Mikkel Christoffersen

Personal information
- Full name: Mikkel Christoffersen
- Date of birth: 10 August 1983 (age 43)
- Place of birth: Denmark
- Height: 1.87 m (6 ft 2 in)
- Position: Centre-back

Youth career
- OB

Senior career*
- Years: Team / Apps / (Gls)
- 2004–2005: AB / 0 / (0)
- 2005–2006: Værløse BK / 11 / (0)
- 2006–2009: Herfølge / 49 / (3)
- 2009–2010: HB Køge / 22 / (0)
- 2010–2013: Fremad Amager
- 2013–2014: B.93

= Mikkel Christoffersen =

Danish footballer (born 1983)

Mikkel Christoffersen (born 10 August 1983) is a Danish former professional footballer who played as a centre-back.

== Given information ==
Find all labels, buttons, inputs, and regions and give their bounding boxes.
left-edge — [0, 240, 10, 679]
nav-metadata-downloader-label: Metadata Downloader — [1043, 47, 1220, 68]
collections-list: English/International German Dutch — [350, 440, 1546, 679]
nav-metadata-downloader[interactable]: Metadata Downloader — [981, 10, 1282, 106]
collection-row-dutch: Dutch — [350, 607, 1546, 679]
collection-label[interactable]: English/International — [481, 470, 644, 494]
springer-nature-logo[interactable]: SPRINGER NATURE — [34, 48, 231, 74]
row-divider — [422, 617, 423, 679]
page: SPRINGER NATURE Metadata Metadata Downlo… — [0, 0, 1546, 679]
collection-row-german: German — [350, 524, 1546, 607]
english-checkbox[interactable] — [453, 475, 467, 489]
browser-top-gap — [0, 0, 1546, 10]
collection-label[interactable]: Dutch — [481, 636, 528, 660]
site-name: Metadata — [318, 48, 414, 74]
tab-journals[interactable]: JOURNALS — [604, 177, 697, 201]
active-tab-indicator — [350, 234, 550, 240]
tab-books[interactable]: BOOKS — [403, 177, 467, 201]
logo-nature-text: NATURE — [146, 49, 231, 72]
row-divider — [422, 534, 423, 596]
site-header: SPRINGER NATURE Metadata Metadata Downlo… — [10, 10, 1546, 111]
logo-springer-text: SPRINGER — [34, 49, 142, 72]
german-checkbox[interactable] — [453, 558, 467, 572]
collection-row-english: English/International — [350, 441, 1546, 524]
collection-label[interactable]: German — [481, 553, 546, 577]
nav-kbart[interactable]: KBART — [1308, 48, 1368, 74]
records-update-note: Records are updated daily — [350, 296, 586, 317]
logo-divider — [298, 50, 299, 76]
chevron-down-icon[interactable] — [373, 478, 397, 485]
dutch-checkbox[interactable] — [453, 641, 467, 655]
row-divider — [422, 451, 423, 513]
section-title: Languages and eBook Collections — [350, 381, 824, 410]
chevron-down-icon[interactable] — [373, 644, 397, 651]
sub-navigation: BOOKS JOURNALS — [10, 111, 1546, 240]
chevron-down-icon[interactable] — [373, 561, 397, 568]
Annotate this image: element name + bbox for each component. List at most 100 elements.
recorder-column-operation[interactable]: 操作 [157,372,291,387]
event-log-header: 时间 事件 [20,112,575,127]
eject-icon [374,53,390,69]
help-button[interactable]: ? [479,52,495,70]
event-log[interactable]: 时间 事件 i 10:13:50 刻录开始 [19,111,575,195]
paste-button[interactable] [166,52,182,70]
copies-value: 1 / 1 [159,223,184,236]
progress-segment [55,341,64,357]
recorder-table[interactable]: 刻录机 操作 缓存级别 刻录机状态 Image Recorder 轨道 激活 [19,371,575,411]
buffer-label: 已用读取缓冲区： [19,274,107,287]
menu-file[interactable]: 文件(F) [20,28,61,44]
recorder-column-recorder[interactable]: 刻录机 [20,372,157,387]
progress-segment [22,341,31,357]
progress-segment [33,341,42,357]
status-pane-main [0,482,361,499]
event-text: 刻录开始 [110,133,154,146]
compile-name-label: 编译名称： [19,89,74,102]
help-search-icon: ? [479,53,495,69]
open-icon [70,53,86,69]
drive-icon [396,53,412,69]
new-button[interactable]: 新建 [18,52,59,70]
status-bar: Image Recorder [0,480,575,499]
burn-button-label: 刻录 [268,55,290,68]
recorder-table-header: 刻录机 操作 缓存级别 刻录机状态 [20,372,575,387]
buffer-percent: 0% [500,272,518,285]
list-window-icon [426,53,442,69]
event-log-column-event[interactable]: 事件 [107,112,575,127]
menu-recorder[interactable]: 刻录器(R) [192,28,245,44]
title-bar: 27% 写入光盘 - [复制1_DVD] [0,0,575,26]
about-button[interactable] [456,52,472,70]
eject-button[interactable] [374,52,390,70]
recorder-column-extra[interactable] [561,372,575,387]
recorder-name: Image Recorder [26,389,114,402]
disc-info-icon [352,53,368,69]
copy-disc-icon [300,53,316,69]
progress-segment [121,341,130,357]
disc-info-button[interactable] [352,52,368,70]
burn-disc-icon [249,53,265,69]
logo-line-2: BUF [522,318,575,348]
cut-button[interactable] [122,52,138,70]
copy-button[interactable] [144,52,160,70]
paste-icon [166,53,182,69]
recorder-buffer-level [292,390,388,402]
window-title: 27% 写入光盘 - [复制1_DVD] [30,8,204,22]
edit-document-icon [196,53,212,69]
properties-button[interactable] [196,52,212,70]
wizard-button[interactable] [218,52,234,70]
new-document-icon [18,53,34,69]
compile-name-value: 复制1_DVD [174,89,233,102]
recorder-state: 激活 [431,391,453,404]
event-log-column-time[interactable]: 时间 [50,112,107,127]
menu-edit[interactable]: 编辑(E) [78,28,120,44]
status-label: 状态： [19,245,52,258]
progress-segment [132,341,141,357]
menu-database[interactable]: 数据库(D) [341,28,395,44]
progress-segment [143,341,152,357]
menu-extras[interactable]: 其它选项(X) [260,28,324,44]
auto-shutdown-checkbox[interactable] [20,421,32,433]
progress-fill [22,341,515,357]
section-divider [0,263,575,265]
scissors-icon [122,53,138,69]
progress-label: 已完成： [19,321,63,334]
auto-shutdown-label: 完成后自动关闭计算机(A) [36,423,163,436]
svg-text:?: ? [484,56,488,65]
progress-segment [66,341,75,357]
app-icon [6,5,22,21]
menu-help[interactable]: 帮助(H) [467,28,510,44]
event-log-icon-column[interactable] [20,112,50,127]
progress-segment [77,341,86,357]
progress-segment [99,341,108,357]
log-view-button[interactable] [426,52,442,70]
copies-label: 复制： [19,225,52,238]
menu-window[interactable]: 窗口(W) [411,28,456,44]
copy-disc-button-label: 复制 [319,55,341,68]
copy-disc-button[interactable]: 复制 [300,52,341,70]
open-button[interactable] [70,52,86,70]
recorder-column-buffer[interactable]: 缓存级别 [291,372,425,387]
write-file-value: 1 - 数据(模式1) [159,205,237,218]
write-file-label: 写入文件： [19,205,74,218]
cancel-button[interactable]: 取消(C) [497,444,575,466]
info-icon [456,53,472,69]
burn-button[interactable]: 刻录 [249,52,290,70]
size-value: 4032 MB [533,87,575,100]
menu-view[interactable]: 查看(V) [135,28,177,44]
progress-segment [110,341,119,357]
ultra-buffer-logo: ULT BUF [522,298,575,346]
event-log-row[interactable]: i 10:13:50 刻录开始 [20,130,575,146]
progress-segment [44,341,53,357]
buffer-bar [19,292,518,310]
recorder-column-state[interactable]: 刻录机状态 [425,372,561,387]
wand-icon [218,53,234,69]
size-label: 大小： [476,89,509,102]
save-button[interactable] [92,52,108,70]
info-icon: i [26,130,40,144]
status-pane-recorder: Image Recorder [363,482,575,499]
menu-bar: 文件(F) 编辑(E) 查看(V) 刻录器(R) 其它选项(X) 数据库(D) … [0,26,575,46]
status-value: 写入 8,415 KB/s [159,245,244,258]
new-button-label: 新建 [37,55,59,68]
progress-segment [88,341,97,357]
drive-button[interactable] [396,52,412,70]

== Problem to work on ==
Reproduce the part of the Mikkel Christoffersen profile that opens with the words "- 2004–2005: AB" and closes with "footballer (born 1983)", keeping every character unchanged.

== Solution to this exercise ==
- 2004–2005: AB / 0 / (0)
- 2005–2006: Værløse BK / 11 / (0)
- 2006–2009: Herfølge / 49 / (3)
- 2009–2010: HB Køge / 22 / (0)
- 2010–2013: Fremad Amager
- 2013–2014: B.93

= Mikkel Christoffersen =

Danish footballer (born 1983)